## Given task
Copy all lines holding the word "PARA" from the entries.

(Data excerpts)
== == ==

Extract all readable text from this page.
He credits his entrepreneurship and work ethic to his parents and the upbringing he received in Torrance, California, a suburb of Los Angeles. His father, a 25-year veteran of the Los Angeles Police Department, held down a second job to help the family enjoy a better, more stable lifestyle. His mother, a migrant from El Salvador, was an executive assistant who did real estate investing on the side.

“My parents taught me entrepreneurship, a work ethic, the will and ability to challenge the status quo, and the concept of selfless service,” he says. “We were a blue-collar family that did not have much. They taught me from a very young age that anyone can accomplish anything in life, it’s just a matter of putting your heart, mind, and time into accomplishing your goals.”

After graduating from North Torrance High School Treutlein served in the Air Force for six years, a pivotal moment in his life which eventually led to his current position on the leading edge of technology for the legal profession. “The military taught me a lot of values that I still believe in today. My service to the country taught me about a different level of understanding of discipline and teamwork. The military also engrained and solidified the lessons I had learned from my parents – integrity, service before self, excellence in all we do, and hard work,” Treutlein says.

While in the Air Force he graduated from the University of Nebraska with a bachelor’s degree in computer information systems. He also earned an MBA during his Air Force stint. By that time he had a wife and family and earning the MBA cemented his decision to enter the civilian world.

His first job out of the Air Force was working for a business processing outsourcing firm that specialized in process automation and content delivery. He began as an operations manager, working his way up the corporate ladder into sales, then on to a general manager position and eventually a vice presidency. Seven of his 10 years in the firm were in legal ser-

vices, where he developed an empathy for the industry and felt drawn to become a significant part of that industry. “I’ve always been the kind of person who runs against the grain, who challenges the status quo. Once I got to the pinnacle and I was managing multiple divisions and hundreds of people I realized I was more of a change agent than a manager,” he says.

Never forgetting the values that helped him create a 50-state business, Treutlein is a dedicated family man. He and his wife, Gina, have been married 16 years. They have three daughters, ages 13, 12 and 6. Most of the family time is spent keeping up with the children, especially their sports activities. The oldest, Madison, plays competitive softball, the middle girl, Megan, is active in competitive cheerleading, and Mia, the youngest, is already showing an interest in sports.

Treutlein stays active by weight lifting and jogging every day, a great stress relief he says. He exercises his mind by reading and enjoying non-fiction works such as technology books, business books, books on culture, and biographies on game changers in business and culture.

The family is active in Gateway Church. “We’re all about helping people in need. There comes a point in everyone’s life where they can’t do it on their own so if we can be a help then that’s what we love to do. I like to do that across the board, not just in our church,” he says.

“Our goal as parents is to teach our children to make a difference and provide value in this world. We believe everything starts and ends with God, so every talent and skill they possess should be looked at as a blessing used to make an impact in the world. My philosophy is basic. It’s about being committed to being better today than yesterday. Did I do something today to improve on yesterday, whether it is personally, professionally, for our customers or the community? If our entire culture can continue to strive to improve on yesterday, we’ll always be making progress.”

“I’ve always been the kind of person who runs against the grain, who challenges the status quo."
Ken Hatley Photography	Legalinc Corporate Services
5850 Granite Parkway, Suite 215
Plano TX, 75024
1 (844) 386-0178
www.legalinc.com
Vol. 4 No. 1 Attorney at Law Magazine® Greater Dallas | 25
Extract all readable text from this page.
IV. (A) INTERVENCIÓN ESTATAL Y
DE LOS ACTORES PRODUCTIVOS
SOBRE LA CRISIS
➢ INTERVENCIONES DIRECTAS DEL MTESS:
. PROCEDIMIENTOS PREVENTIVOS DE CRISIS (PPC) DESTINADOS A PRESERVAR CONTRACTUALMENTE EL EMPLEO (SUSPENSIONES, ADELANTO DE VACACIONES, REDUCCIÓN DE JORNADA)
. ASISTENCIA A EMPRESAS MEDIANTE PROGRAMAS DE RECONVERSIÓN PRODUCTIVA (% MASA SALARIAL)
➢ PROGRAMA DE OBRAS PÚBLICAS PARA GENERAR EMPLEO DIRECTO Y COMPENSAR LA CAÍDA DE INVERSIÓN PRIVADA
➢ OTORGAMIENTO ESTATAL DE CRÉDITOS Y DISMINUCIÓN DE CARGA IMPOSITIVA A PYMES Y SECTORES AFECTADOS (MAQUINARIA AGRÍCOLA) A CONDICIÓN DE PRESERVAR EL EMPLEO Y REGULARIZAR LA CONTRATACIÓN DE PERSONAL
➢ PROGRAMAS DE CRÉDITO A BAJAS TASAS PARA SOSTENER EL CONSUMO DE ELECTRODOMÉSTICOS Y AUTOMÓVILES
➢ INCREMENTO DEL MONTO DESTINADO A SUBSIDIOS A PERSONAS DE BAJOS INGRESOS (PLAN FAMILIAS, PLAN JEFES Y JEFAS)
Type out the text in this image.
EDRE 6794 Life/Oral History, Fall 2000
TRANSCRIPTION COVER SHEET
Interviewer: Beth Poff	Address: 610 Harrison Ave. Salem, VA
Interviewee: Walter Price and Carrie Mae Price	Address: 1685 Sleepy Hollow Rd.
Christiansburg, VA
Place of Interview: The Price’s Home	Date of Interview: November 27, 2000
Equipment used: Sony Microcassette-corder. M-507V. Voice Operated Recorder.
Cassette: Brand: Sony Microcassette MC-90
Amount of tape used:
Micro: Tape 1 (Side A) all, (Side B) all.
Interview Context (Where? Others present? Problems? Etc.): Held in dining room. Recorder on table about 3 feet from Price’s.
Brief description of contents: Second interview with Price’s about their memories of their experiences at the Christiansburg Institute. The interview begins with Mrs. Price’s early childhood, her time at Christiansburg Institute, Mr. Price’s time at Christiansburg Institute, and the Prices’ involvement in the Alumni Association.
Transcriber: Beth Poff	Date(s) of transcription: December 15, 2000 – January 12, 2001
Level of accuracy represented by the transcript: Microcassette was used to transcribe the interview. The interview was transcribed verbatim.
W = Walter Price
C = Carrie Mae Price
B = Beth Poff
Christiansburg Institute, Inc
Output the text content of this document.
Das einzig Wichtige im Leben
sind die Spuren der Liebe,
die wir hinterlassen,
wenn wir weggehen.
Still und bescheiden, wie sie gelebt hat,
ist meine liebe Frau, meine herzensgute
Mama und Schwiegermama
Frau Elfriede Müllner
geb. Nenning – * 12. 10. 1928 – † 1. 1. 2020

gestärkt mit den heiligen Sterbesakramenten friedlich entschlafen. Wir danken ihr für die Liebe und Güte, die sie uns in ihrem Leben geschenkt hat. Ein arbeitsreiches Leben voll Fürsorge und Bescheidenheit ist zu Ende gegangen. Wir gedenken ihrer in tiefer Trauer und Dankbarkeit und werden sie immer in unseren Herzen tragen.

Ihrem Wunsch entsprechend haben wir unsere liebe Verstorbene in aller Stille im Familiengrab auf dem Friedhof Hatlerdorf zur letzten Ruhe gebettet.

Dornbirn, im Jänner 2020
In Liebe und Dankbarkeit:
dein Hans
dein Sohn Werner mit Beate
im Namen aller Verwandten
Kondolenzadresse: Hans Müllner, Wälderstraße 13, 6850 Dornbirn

== == ==

## Output of the task
➢ PROGRAMA DE OBRAS PÚBLICAS PARA GENERAR EMPLEO DIRECTO Y COMPENSAR LA CAÍDA DE INVERSIÓN PRIVADA
➢ PROGRAMAS DE CRÉDITO A BAJAS TASAS PARA SOSTENER EL CONSUMO DE ELECTRODOMÉSTICOS Y AUTOMÓVILES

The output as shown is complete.